# What you will do:
In the data below, find every line with the word "this" and copy it out.

# Records for the exercise:

►

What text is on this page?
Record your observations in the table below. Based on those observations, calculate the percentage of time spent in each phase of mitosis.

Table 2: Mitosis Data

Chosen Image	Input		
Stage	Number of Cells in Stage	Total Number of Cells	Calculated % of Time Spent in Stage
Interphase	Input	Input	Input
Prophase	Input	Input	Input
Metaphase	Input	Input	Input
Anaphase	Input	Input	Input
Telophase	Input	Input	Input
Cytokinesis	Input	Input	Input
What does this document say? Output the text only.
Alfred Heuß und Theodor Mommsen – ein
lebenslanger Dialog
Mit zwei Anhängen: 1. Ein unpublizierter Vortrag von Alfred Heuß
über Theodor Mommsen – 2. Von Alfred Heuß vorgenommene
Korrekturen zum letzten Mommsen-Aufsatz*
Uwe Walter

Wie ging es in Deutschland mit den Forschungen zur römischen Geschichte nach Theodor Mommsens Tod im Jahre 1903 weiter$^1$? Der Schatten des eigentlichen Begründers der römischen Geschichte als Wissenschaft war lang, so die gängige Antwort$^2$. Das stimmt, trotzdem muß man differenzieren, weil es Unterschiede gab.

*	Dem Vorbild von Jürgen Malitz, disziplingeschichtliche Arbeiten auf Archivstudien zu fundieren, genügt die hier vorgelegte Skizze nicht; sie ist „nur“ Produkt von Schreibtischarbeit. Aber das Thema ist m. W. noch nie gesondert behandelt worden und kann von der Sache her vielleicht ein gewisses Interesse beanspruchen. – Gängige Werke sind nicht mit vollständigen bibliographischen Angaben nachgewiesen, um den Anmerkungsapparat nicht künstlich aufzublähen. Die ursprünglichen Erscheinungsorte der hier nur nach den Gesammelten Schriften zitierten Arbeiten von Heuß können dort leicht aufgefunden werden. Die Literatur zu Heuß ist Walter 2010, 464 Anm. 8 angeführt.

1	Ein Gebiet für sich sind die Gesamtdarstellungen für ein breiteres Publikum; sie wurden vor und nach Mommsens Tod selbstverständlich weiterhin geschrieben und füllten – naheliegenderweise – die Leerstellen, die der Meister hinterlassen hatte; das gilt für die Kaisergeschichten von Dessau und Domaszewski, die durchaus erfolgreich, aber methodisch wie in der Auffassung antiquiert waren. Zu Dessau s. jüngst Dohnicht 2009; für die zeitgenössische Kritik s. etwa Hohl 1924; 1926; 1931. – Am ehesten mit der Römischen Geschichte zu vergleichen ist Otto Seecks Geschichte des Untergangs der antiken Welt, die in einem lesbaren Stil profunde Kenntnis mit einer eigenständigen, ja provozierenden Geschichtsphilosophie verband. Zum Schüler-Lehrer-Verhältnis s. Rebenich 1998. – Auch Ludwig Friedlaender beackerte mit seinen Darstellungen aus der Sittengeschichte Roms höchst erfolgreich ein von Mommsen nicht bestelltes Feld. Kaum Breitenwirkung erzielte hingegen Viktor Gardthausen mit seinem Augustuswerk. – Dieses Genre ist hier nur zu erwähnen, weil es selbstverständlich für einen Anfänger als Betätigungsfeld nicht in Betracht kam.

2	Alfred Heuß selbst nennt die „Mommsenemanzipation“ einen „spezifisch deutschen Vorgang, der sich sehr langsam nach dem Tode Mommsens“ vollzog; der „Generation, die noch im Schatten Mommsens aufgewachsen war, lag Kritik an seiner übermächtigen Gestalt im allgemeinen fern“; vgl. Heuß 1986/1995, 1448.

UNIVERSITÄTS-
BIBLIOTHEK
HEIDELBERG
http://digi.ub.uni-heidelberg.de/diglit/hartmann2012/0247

◄

# Output below:
What text is on this page?
What does this document say? Output the text only.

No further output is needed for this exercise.